[start]

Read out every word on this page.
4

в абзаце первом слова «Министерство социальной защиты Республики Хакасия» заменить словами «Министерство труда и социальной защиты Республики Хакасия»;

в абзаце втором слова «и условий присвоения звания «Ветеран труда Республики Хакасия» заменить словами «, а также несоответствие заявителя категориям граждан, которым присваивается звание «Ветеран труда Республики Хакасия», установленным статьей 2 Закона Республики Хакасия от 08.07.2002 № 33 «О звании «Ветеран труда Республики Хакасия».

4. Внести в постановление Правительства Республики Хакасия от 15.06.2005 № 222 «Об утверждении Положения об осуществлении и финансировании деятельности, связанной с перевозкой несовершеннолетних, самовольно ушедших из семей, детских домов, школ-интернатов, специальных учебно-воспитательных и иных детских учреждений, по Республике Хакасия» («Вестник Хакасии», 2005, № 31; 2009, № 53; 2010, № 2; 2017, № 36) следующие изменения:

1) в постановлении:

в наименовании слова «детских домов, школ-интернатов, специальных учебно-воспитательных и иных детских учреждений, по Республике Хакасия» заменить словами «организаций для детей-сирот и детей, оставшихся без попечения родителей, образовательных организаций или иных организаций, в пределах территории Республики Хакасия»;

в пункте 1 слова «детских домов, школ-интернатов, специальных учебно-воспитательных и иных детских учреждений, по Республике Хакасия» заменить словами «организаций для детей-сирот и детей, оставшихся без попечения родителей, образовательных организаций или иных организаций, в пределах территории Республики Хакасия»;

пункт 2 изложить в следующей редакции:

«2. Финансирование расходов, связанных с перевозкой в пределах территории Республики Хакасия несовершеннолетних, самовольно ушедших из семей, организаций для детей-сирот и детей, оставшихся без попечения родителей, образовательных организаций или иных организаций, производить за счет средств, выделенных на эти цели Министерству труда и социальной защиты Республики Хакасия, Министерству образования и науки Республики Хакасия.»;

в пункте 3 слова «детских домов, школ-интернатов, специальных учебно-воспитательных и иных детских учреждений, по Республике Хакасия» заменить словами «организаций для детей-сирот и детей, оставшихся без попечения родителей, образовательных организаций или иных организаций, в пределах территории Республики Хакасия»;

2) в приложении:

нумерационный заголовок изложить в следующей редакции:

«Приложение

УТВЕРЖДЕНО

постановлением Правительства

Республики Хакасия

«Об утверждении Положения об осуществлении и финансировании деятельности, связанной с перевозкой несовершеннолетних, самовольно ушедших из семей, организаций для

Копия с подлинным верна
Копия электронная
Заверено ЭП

[end]

Problem description: The required answer is a single number: the count of lines in the entries that hold the string "следующей".

Written response: 2